-- BRIEF --
Copy down every line where the string "name" shows up.

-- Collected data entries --
>>>

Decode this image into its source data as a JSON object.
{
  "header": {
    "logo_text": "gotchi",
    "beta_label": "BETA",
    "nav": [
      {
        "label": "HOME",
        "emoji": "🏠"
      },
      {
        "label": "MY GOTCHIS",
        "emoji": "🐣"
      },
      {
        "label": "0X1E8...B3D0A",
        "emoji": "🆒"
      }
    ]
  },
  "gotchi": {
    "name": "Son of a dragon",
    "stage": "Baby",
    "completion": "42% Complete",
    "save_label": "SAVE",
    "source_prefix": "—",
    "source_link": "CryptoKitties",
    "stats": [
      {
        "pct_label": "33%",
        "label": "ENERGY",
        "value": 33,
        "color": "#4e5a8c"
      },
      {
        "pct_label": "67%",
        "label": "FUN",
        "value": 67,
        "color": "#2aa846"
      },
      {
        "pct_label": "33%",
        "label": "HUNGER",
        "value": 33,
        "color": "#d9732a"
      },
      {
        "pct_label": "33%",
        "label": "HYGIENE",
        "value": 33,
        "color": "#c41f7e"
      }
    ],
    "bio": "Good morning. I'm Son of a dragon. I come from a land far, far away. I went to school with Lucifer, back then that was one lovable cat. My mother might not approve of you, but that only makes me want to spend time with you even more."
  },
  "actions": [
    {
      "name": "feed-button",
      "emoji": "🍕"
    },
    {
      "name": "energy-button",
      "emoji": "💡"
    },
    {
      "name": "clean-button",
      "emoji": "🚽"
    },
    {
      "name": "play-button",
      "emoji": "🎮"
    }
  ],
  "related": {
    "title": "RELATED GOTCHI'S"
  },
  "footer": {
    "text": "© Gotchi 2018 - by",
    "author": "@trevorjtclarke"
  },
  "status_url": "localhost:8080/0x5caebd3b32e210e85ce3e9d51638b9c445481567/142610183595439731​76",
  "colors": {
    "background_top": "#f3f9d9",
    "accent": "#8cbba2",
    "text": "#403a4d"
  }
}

<<<

-- EXERCISE OUTPUT --
    "name": "Son of a dragon",
      "name": "feed-button",
      "name": "energy-button",
      "name": "clean-button",
      "name": "play-button",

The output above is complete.